Figure collection entries:
····················

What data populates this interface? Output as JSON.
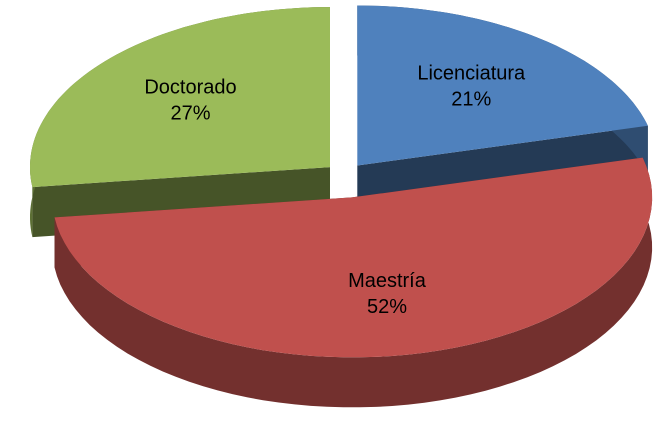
{
  "chart_data": {
    "type": "pie",
    "categories": [
      "Licenciatura",
      "Maestría",
      "Doctorado"
    ],
    "values": [
      21,
      52,
      27
    ],
    "value_labels": [
      "21%",
      "52%",
      "27%"
    ],
    "colors": [
      "#4f81bd",
      "#c0504d",
      "#9bbb59"
    ]
  }
}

····················

#### [EXERCISE INSTRUCTIONS]
Would you set down the listing exactly, omitting pictures?

#### [RESULT OF THIS TASK]
What data populates this interface? Output as JSON.
{
  "chart_data": {
    "type": "pie",
    "categories": [
      "Licenciatura",
      "Maestría",
      "Doctorado"
    ],
    "values": [
      21,
      52,
      27
    ],
    "value_labels": [
      "21%",
      "52%",
      "27%"
    ],
    "colors": [
      "#4f81bd",
      "#c0504d",
      "#9bbb59"
    ]
  }
}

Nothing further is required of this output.